A faithful transcription of all the data is required.

━━ INFORMATION SHOWN ━━

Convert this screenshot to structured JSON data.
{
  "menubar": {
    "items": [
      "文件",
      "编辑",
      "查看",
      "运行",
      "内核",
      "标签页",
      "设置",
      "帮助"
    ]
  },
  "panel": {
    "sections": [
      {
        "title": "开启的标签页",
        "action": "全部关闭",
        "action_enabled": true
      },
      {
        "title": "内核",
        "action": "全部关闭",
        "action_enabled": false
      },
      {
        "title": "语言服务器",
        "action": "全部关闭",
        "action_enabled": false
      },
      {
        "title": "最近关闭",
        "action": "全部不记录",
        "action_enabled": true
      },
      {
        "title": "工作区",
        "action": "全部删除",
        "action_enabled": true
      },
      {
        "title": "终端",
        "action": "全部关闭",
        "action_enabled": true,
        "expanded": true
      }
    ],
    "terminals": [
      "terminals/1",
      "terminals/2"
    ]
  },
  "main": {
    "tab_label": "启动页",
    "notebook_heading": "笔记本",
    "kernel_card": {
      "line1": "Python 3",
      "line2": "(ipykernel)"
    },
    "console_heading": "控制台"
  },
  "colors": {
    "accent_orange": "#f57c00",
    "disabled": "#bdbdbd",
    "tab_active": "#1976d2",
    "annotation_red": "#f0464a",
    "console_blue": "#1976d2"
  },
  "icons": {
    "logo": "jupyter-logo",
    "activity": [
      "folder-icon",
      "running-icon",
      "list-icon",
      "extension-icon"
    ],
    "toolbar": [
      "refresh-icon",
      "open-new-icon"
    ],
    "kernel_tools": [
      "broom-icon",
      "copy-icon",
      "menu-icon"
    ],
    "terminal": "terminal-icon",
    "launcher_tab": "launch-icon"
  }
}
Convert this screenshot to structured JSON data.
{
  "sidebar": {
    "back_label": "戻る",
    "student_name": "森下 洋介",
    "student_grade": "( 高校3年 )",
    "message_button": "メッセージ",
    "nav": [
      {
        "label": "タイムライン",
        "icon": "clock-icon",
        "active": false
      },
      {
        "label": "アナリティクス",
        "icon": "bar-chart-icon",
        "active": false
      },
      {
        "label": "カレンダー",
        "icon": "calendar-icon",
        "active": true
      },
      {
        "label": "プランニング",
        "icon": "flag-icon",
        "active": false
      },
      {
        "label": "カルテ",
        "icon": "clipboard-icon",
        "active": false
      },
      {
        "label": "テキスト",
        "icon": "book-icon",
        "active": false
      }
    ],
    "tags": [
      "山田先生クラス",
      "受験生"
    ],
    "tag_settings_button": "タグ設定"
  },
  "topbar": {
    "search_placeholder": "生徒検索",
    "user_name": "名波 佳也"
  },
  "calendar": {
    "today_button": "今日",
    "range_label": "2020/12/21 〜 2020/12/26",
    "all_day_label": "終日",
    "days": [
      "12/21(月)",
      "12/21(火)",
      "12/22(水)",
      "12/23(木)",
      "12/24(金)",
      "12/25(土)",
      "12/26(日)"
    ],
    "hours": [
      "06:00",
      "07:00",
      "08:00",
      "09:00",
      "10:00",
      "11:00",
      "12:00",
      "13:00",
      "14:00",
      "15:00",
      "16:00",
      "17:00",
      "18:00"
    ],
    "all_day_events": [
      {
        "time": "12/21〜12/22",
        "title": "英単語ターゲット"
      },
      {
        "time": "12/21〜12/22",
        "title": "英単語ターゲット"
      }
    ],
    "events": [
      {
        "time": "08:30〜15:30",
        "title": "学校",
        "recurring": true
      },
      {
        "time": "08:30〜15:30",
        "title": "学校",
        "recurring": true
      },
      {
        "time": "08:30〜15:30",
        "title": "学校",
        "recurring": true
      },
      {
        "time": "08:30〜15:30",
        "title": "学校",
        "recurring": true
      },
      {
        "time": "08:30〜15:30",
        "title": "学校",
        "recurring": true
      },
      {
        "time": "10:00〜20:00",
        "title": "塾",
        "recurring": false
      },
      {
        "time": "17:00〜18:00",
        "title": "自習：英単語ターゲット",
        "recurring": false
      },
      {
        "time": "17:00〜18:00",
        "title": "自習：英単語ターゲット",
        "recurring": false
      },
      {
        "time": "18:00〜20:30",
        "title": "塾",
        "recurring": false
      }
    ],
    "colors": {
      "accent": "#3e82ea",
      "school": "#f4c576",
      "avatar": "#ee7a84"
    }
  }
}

━━━

**SOLUTION:**
Convert this screenshot to structured JSON data.
{
  "menubar": {
    "items": [
      "文件",
      "编辑",
      "查看",
      "运行",
      "内核",
      "标签页",
      "设置",
      "帮助"
    ]
  },
  "panel": {
    "sections": [
      {
        "title": "开启的标签页",
        "action": "全部关闭",
        "action_enabled": true
      },
      {
        "title": "内核",
        "action": "全部关闭",
        "action_enabled": false
      },
      {
        "title": "语言服务器",
        "action": "全部关闭",
        "action_enabled": false
      },
      {
        "title": "最近关闭",
        "action": "全部不记录",
        "action_enabled": true
      },
      {
        "title": "工作区",
        "action": "全部删除",
        "action_enabled": true
      },
      {
        "title": "终端",
        "action": "全部关闭",
        "action_enabled": true,
        "expanded": true
      }
    ],
    "terminals": [
      "terminals/1",
      "terminals/2"
    ]
  },
  "main": {
    "tab_label": "启动页",
    "notebook_heading": "笔记本",
    "kernel_card": {
      "line1": "Python 3",
      "line2": "(ipykernel)"
    },
    "console_heading": "控制台"
  },
  "colors": {
    "accent_orange": "#f57c00",
    "disabled": "#bdbdbd",
    "tab_active": "#1976d2",
    "annotation_red": "#f0464a",
    "console_blue": "#1976d2"
  },
  "icons": {
    "logo": "jupyter-logo",
    "activity": [
      "folder-icon",
      "running-icon",
      "list-icon",
      "extension-icon"
    ],
    "toolbar": [
      "refresh-icon",
      "open-new-icon"
    ],
    "kernel_tools": [
      "broom-icon",
      "copy-icon",
      "menu-icon"
    ],
    "terminal": "terminal-icon",
    "launcher_tab": "launch-icon"
  }
}
Convert this screenshot to structured JSON data.
{
  "sidebar": {
    "back_label": "戻る",
    "student_name": "森下 洋介",
    "student_grade": "( 高校3年 )",
    "message_button": "メッセージ",
    "nav": [
      {
        "label": "タイムライン",
        "icon": "clock-icon",
        "active": false
      },
      {
        "label": "アナリティクス",
        "icon": "bar-chart-icon",
        "active": false
      },
      {
        "label": "カレンダー",
        "icon": "calendar-icon",
        "active": true
      },
      {
        "label": "プランニング",
        "icon": "flag-icon",
        "active": false
      },
      {
        "label": "カルテ",
        "icon": "clipboard-icon",
        "active": false
      },
      {
        "label": "テキスト",
        "icon": "book-icon",
        "active": false
      }
    ],
    "tags": [
      "山田先生クラス",
      "受験生"
    ],
    "tag_settings_button": "タグ設定"
  },
  "topbar": {
    "search_placeholder": "生徒検索",
    "user_name": "名波 佳也"
  },
  "calendar": {
    "today_button": "今日",
    "range_label": "2020/12/21 〜 2020/12/26",
    "all_day_label": "終日",
    "days": [
      "12/21(月)",
      "12/21(火)",
      "12/22(水)",
      "12/23(木)",
      "12/24(金)",
      "12/25(土)",
      "12/26(日)"
    ],
    "hours": [
      "06:00",
      "07:00",
      "08:00",
      "09:00",
      "10:00",
      "11:00",
      "12:00",
      "13:00",
      "14:00",
      "15:00",
      "16:00",
      "17:00",
      "18:00"
    ],
    "all_day_events": [
      {
        "time": "12/21〜12/22",
        "title": "英単語ターゲット"
      },
      {
        "time": "12/21〜12/22",
        "title": "英単語ターゲット"
      }
    ],
    "events": [
      {
        "time": "08:30〜15:30",
        "title": "学校",
        "recurring": true
      },
      {
        "time": "08:30〜15:30",
        "title": "学校",
        "recurring": true
      },
      {
        "time": "08:30〜15:30",
        "title": "学校",
        "recurring": true
      },
      {
        "time": "08:30〜15:30",
        "title": "学校",
        "recurring": true
      },
      {
        "time": "08:30〜15:30",
        "title": "学校",
        "recurring": true
      },
      {
        "time": "10:00〜20:00",
        "title": "塾",
        "recurring": false
      },
      {
        "time": "17:00〜18:00",
        "title": "自習：英単語ターゲット",
        "recurring": false
      },
      {
        "time": "17:00〜18:00",
        "title": "自習：英単語ターゲット",
        "recurring": false
      },
      {
        "time": "18:00〜20:30",
        "title": "塾",
        "recurring": false
      }
    ],
    "colors": {
      "accent": "#3e82ea",
      "school": "#f4c576",
      "avatar": "#ee7a84"
    }
  }
}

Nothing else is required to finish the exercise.